#### Stated exercise
Looking at the listing, state how many of its lines contain the string "this". Write only the number.

#### Records shown
++++++++++

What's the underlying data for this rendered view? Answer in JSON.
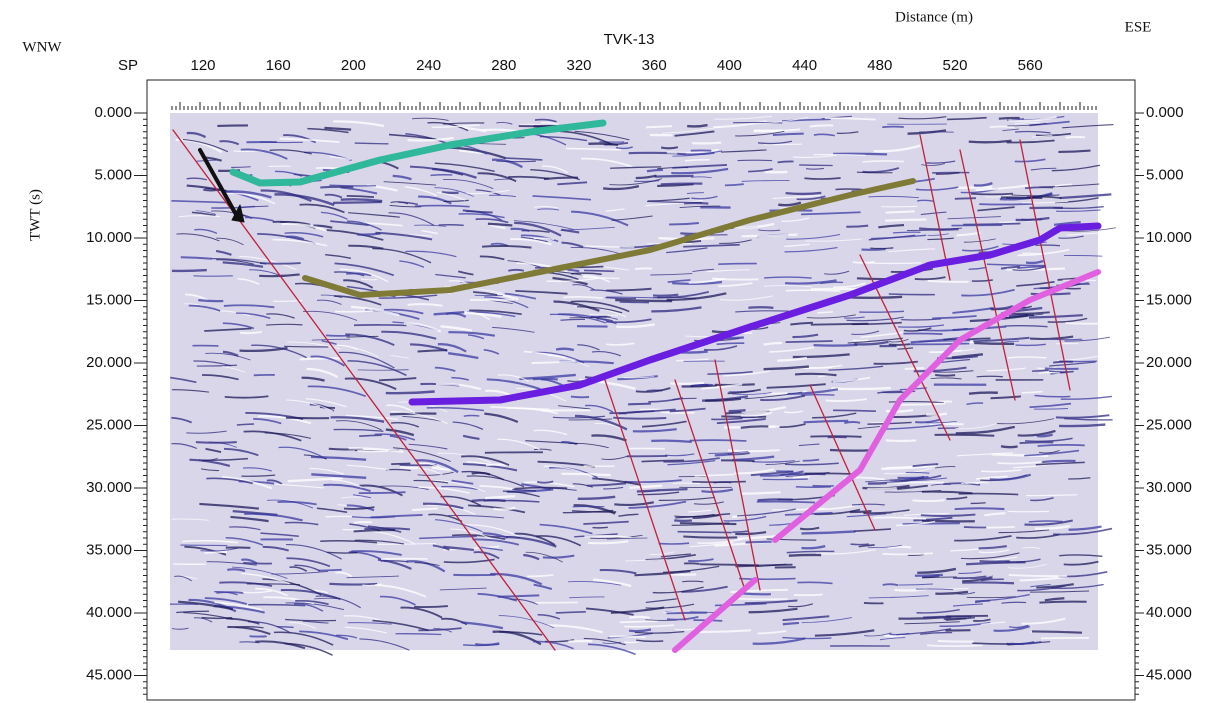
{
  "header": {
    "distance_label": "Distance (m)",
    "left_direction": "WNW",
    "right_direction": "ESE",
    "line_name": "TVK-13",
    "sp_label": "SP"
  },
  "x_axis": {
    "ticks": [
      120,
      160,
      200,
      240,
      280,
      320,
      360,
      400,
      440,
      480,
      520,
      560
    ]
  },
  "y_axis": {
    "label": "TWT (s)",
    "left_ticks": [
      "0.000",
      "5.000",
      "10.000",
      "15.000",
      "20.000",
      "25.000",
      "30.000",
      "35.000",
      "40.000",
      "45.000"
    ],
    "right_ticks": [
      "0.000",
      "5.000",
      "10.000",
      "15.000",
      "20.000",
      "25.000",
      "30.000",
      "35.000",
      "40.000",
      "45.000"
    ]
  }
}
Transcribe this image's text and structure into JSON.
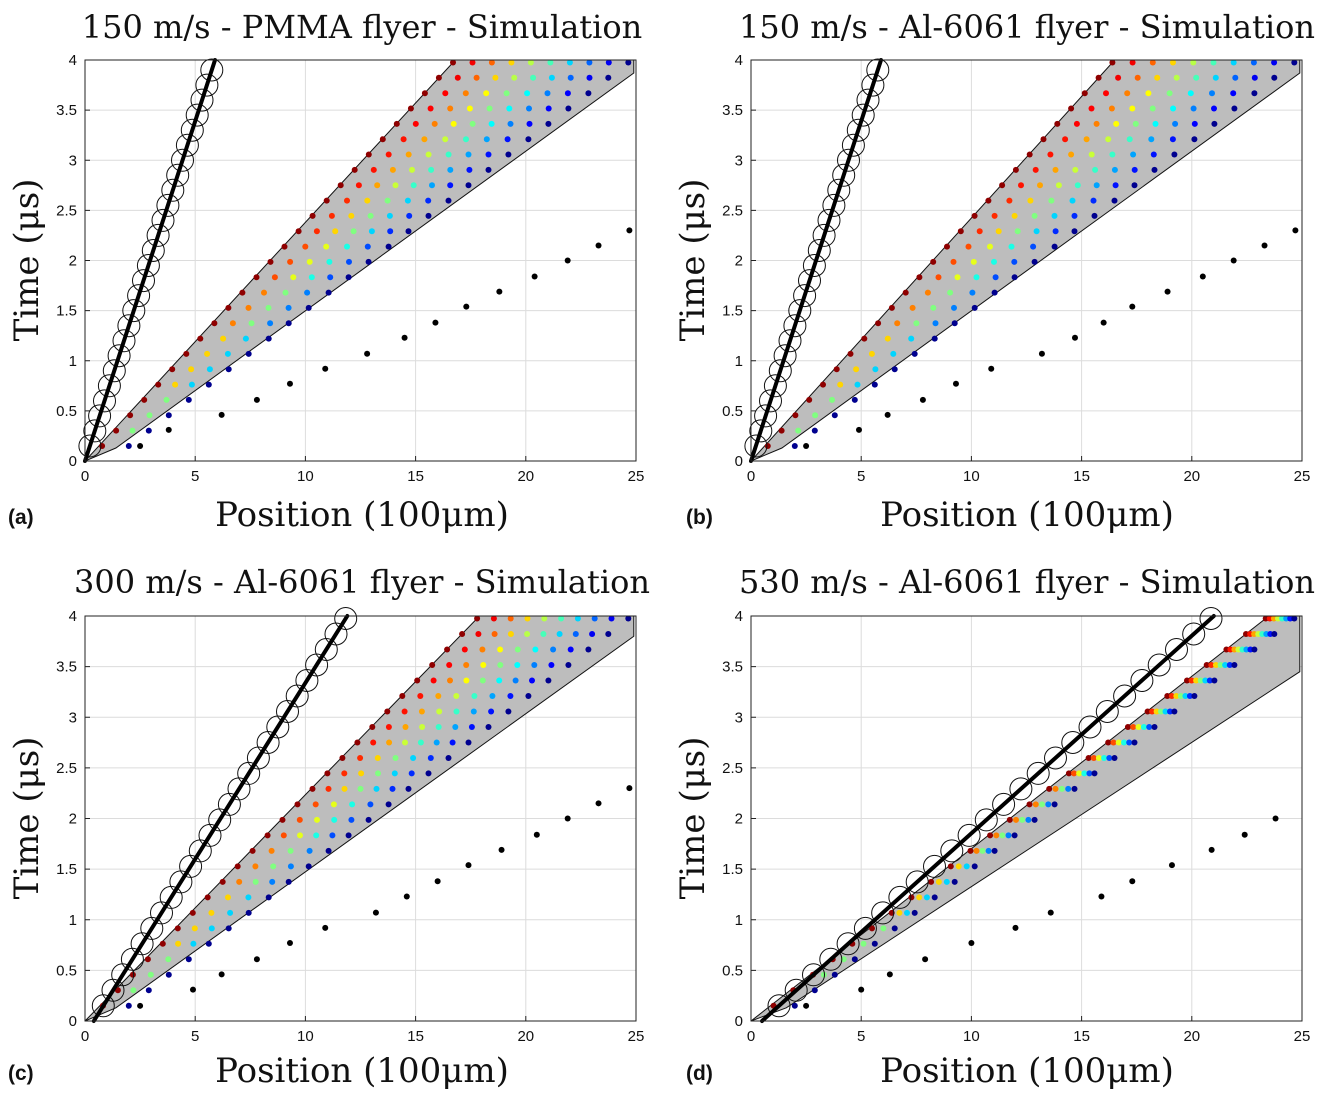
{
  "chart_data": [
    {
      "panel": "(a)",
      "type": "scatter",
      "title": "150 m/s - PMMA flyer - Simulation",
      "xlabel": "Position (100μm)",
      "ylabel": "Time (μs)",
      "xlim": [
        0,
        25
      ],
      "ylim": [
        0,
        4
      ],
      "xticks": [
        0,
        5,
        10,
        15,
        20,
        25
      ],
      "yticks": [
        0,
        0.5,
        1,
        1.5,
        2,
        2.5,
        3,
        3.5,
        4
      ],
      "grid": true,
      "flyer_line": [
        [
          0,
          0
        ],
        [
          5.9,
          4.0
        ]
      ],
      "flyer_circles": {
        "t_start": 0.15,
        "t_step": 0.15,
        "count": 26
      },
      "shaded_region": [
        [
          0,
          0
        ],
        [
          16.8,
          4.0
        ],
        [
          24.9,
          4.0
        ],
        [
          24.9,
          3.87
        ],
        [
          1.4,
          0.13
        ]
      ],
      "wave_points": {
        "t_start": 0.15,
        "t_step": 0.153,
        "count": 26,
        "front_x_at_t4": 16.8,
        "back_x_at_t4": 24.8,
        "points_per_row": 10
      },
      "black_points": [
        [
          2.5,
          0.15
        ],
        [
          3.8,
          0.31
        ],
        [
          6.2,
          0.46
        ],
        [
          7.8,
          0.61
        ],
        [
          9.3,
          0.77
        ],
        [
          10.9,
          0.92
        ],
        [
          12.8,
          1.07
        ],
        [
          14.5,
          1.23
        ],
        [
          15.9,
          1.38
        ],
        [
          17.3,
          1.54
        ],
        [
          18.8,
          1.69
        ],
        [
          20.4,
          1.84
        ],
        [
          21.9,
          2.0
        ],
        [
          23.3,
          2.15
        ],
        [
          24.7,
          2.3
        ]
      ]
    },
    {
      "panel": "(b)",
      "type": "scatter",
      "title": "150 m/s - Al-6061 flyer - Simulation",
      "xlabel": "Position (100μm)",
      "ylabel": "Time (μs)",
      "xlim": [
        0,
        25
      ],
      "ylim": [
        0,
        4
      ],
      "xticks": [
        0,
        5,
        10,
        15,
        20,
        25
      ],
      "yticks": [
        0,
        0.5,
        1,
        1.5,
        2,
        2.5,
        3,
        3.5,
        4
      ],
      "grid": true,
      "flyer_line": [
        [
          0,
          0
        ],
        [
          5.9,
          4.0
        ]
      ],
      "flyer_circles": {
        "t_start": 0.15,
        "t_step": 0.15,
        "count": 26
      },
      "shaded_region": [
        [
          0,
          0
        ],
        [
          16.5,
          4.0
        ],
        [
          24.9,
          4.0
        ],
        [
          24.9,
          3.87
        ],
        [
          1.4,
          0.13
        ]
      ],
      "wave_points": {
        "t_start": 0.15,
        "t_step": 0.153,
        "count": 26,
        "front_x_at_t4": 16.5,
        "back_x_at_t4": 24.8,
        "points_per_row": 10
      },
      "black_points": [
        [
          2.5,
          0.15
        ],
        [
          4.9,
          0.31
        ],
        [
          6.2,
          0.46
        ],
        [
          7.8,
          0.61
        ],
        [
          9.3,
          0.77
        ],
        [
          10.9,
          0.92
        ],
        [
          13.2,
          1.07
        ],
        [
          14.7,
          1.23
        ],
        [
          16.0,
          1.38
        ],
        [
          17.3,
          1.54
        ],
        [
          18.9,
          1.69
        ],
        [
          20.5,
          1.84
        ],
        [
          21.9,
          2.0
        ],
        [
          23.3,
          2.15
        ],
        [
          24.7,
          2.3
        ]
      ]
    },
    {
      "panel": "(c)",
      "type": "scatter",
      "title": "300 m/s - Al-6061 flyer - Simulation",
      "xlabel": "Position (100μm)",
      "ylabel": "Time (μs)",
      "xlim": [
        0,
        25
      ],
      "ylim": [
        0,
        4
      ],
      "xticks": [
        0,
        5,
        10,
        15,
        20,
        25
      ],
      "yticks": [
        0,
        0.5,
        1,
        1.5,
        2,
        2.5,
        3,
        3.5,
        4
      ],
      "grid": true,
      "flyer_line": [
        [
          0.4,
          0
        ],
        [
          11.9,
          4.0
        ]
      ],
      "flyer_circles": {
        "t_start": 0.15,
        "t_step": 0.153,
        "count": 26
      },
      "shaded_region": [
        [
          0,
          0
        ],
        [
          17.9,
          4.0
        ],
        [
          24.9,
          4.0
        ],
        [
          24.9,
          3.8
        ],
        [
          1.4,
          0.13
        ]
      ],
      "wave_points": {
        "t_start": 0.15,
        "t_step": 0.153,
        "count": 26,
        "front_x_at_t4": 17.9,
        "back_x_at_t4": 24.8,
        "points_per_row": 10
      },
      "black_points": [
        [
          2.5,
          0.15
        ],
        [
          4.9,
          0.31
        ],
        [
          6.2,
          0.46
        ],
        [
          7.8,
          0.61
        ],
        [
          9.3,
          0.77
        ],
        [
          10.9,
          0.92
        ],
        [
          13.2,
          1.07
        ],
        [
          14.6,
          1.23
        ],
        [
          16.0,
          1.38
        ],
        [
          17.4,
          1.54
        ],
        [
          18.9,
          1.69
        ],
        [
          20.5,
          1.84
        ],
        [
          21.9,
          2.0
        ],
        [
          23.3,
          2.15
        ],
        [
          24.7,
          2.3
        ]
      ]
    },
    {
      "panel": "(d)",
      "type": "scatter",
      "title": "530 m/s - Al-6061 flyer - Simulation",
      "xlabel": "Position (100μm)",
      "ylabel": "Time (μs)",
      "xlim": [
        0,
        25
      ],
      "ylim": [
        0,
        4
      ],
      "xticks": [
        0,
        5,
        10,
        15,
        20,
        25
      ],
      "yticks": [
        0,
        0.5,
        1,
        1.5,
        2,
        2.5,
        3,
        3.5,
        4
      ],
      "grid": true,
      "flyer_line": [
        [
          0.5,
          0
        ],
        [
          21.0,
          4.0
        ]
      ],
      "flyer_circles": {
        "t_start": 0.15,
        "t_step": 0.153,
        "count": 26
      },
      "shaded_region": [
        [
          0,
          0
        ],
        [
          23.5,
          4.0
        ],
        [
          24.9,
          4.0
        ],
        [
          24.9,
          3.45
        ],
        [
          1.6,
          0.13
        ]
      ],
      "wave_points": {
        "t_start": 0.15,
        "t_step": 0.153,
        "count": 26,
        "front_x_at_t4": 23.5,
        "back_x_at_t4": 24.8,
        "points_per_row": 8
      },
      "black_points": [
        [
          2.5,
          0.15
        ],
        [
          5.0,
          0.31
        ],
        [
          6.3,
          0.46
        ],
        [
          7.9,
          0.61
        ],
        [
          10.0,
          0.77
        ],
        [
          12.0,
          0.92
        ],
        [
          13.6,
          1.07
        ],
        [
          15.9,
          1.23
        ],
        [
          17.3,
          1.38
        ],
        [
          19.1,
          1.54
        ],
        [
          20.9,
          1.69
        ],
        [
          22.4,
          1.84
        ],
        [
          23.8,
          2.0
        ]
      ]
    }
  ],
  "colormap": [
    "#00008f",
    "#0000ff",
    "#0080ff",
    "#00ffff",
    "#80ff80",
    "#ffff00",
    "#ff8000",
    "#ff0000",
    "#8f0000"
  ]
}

++++++++++

#### Expected answer
2